━━━ INPUT MATERIAL
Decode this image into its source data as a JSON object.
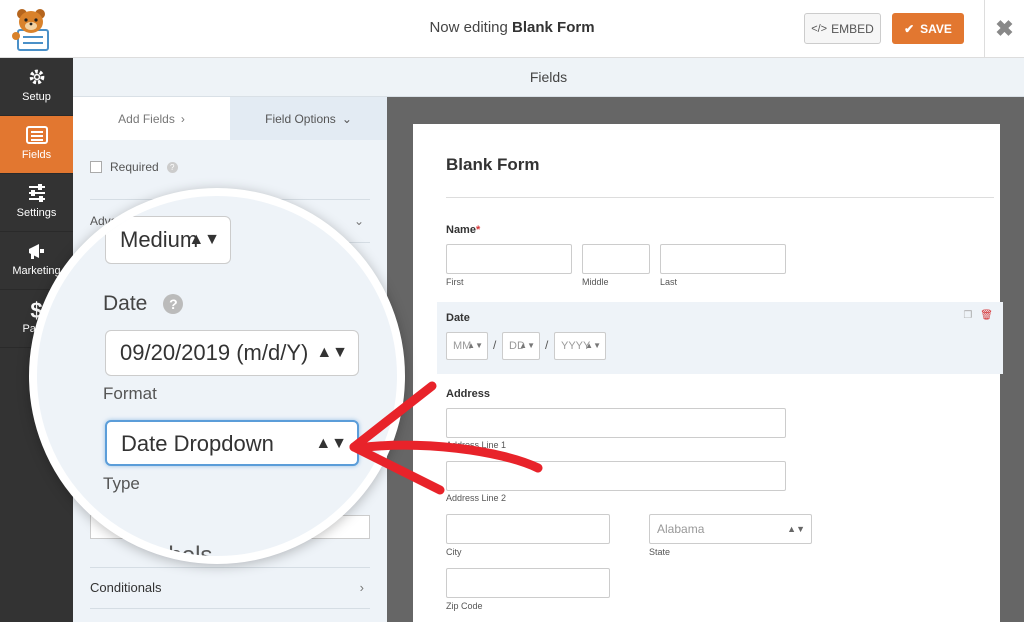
{
  "header": {
    "title_prefix": "Now editing",
    "title_form": "Blank Form",
    "embed_label": "EMBED",
    "save_label": "SAVE",
    "close_glyph": "✖"
  },
  "nav": {
    "items": [
      {
        "label": "Setup",
        "icon": "gear-icon"
      },
      {
        "label": "Fields",
        "icon": "list-icon",
        "active": true
      },
      {
        "label": "Settings",
        "icon": "sliders-icon"
      },
      {
        "label": "Marketing",
        "icon": "megaphone-icon"
      },
      {
        "label": "Paym",
        "icon": "dollar-icon"
      }
    ]
  },
  "fields_bar": {
    "title": "Fields"
  },
  "panel": {
    "tab_add": "Add Fields",
    "tab_options": "Field Options",
    "required_label": "Required",
    "advanced_label": "Adva",
    "conditionals_label": "Conditionals"
  },
  "magnifier": {
    "size_value": "Medium",
    "date_label": "Date",
    "format_value": "09/20/2019 (m/d/Y)",
    "format_label": "Format",
    "type_value": "Date Dropdown",
    "type_label": "Type",
    "cut_text": "...ide Labels"
  },
  "form": {
    "title": "Blank Form",
    "name_label": "Name",
    "required_mark": "*",
    "name_first": "First",
    "name_middle": "Middle",
    "name_last": "Last",
    "date_label": "Date",
    "date_mm": "MM",
    "date_dd": "DD",
    "date_yyyy": "YYYY",
    "date_sep": "/",
    "address_label": "Address",
    "address_line1": "Address Line 1",
    "address_line2": "Address Line 2",
    "city": "City",
    "state": "State",
    "state_value": "Alabama",
    "zip": "Zip Code"
  },
  "colors": {
    "accent": "#e27730",
    "nav_bg": "#333333",
    "arrow_red": "#e8232a",
    "focus_blue": "#5b9dd9"
  }
}
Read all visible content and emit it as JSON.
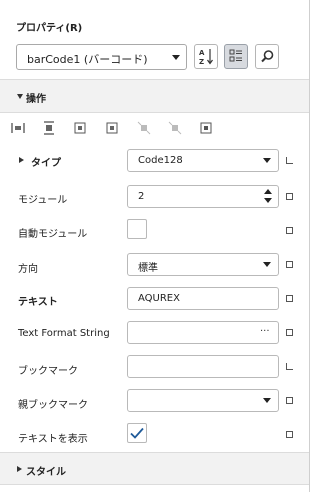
{
  "panel": {
    "title": "プロパティ(R)",
    "object_selector": {
      "value": "barCode1 (バーコード)"
    },
    "toolbar": {
      "sort_alpha_icon": "sort-alphabetical-icon",
      "categorized_icon": "categorized-view-icon",
      "search_icon": "search-icon"
    }
  },
  "sections": {
    "operations": {
      "label": "操作"
    },
    "style": {
      "label": "スタイル"
    }
  },
  "align_icons": [
    "align-left-edges-icon",
    "align-centers-icon",
    "align-middle-icon",
    "center-horizontally-icon",
    "same-width-icon",
    "same-height-icon",
    "center-in-page-icon"
  ],
  "properties": {
    "type": {
      "label": "タイプ",
      "value": "Code128"
    },
    "module": {
      "label": "モジュール",
      "value": "2"
    },
    "auto_module": {
      "label": "自動モジュール",
      "checked": false
    },
    "direction": {
      "label": "方向",
      "value": "標準"
    },
    "text": {
      "label": "テキスト",
      "value": "AQUREX"
    },
    "text_format": {
      "label": "Text Format String",
      "value": "",
      "ellipsis": "···"
    },
    "bookmark": {
      "label": "ブックマーク",
      "value": ""
    },
    "parent_bookmark": {
      "label": "親ブックマーク",
      "value": ""
    },
    "show_text": {
      "label": "テキストを表示",
      "checked": true
    }
  }
}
━━━━━━
◆ DIRECTION ◆
Using the material above, set down every line exactly, but skip the pictures.

◆ TASK ANSWER ◆
Decode this image into its source data as a JSON object.
{
  "header": {
    "title_prefix": "Now editing",
    "title_form": "Blank Form",
    "embed_label": "EMBED",
    "save_label": "SAVE",
    "close_glyph": "✖"
  },
  "nav": {
    "items": [
      {
        "label": "Setup",
        "icon": "gear-icon"
      },
      {
        "label": "Fields",
        "icon": "list-icon",
        "active": true
      },
      {
        "label": "Settings",
        "icon": "sliders-icon"
      },
      {
        "label": "Marketing",
        "icon": "megaphone-icon"
      },
      {
        "label": "Paym",
        "icon": "dollar-icon"
      }
    ]
  },
  "fields_bar": {
    "title": "Fields"
  },
  "panel": {
    "tab_add": "Add Fields",
    "tab_options": "Field Options",
    "required_label": "Required",
    "advanced_label": "Adva",
    "conditionals_label": "Conditionals"
  },
  "magnifier": {
    "size_value": "Medium",
    "date_label": "Date",
    "format_value": "09/20/2019 (m/d/Y)",
    "format_label": "Format",
    "type_value": "Date Dropdown",
    "type_label": "Type",
    "cut_text": "...ide Labels"
  },
  "form": {
    "title": "Blank Form",
    "name_label": "Name",
    "required_mark": "*",
    "name_first": "First",
    "name_middle": "Middle",
    "name_last": "Last",
    "date_label": "Date",
    "date_mm": "MM",
    "date_dd": "DD",
    "date_yyyy": "YYYY",
    "date_sep": "/",
    "address_label": "Address",
    "address_line1": "Address Line 1",
    "address_line2": "Address Line 2",
    "city": "City",
    "state": "State",
    "state_value": "Alabama",
    "zip": "Zip Code"
  },
  "colors": {
    "accent": "#e27730",
    "nav_bg": "#333333",
    "arrow_red": "#e8232a",
    "focus_blue": "#5b9dd9"
  }
}
Read all visible content and emit it as JSON.
{
  "panel": {
    "title": "プロパティ(R)",
    "object_selector": {
      "value": "barCode1 (バーコード)"
    },
    "toolbar": {
      "sort_alpha_icon": "sort-alphabetical-icon",
      "categorized_icon": "categorized-view-icon",
      "search_icon": "search-icon"
    }
  },
  "sections": {
    "operations": {
      "label": "操作"
    },
    "style": {
      "label": "スタイル"
    }
  },
  "align_icons": [
    "align-left-edges-icon",
    "align-centers-icon",
    "align-middle-icon",
    "center-horizontally-icon",
    "same-width-icon",
    "same-height-icon",
    "center-in-page-icon"
  ],
  "properties": {
    "type": {
      "label": "タイプ",
      "value": "Code128"
    },
    "module": {
      "label": "モジュール",
      "value": "2"
    },
    "auto_module": {
      "label": "自動モジュール",
      "checked": false
    },
    "direction": {
      "label": "方向",
      "value": "標準"
    },
    "text": {
      "label": "テキスト",
      "value": "AQUREX"
    },
    "text_format": {
      "label": "Text Format String",
      "value": "",
      "ellipsis": "···"
    },
    "bookmark": {
      "label": "ブックマーク",
      "value": ""
    },
    "parent_bookmark": {
      "label": "親ブックマーク",
      "value": ""
    },
    "show_text": {
      "label": "テキストを表示",
      "checked": true
    }
  }
}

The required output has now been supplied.